* **Travail demandé**
Poursuivez l’extrait sur l’organisation comme phénomène en construction, en enchaînant directement après sa dernière phrase.

* **Extrait proposé**
+---+
L’un des courants récent d’analyse des organisations considère l’organisation comme un phénomène en construction (Weick 1979). Cette perspective place les acteurs et leurs subjectivités au centre de la dynamique organisationnelle (l’ « organizing »). Une telle approche s’intéresse particulièrement aux organisations à la recherche de réactivité, de flexibilité et de vigilance, qui développent des modes de fonctionnement originaux qui prennent en compte les aspects flous, ambigus et évolutifs de leurs environnements et de leur dynamique interne (Weick 1995). La question centrale réside alors dans la construction du sens des situations dans lesquelles les acteurs sont engagés. Dans la continuité de cette approche, nous proposons ici de mobiliser la notion de situation en tant qu’échelon d’analyse intermédiaire, qui fait le lien entre la perspective individuelle et le construit organisationnel.
+---+
* **Données sources**
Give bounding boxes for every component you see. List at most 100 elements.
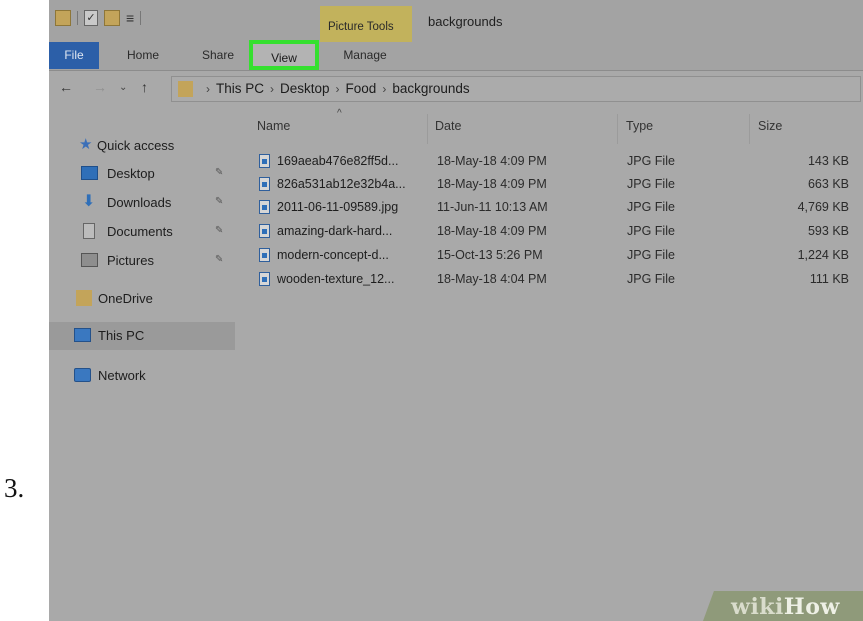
+---+
* **Réponse proposée**
C’est le cas par exemple quand des agents économiques doivent coopérer pour régler un problème de pollution d’une nappe phréatique, alors même que la nature du problème n’est pas clairement stabilisée et que les acteurs concernés ne sont pas tous identifiés. C’est également le cas d’organisations contraintes à trouver dans l’urgence des solutions à des problèmes nouveaux et inattendus, que l’on rencontre en particulier dans les industries à risque (transport aérien, chimie, nucléaire…).
L’un des objectifs de ce texte est de poursuivre l’effort entrepris depuis les année 90 par certains chercheurs (Girin 1990 ; Zarifian 1995) pour affirmer la fécondité de la notion de situation dans les sciences de l’organisation. Nous proposons ici de revenir aux origines du concept de situation, pour mieux dégager ensuite les problèmes de gestion qu’elle permet de comprendre. Deux exemples concrets tirés d’études de cas nous permettront d’interroger empiriquement la notion de situation. L’un porte sur la protection d’une nappe phréatique face à un risque de pollution ; l’autre, sur la conduite d’une salle de commande de centrale nucléaire ayant pour objectif de prévenir tout type d’incident. Dans les deux cas, le concept de situation s’impose ; c’est lui qui permet de comprendre un problème central de gestion : comment s’organise la maîtrise de phénomènes dont l’essence et les frontières sont mal définies (quelle est la nature du problème ? quels sont les acteurs concernés ?), et qui doivent être gérés sous contraintes spécifiques de temps (urgence et réactivité) et de connaissance (rationalité limitée, découverte progressive du phénomène à l’occasion du processus d’enquête) ?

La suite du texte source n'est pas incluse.